**Excerpted records**:

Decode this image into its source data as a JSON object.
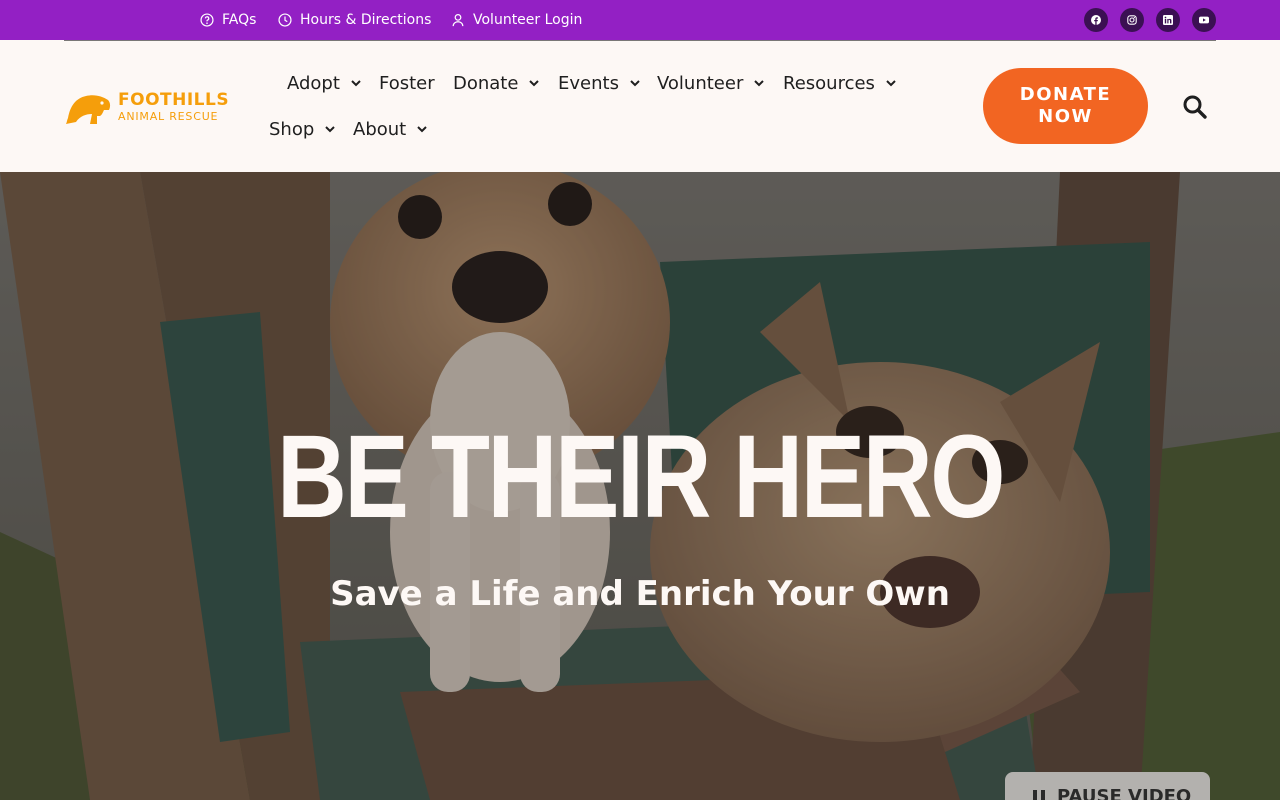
{
  "topbar": {
    "links": [
      {
        "label": "FAQs",
        "icon": "question-circle-icon"
      },
      {
        "label": "Hours & Directions",
        "icon": "clock-icon"
      },
      {
        "label": "Volunteer Login",
        "icon": "user-icon"
      }
    ],
    "social": [
      "facebook-icon",
      "instagram-icon",
      "linkedin-icon",
      "youtube-icon"
    ],
    "color": "#9320c4"
  },
  "logo": {
    "top": "FOOTHILLS",
    "bottom": "ANIMAL RESCUE",
    "color": "#f59e0b"
  },
  "nav": {
    "items": [
      {
        "label": "Adopt",
        "dropdown": true
      },
      {
        "label": "Foster",
        "dropdown": false
      },
      {
        "label": "Donate",
        "dropdown": true
      },
      {
        "label": "Events",
        "dropdown": true
      },
      {
        "label": "Volunteer",
        "dropdown": true
      },
      {
        "label": "Resources",
        "dropdown": true
      },
      {
        "label": "Shop",
        "dropdown": true
      },
      {
        "label": "About",
        "dropdown": true
      }
    ]
  },
  "donate": {
    "line1": "DONATE",
    "line2": "NOW",
    "color": "#f26522"
  },
  "search": {
    "icon": "search-icon"
  },
  "hero": {
    "title": "BE THEIR HERO",
    "subtitle": "Save a Life and Enrich Your Own",
    "pause_label": "PAUSE VIDEO"
  }
}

**What is asked**: Copy out all lines that carry the word "Volunteer".

**Written answer**:
        "label": "Volunteer Login",
        "label": "Volunteer",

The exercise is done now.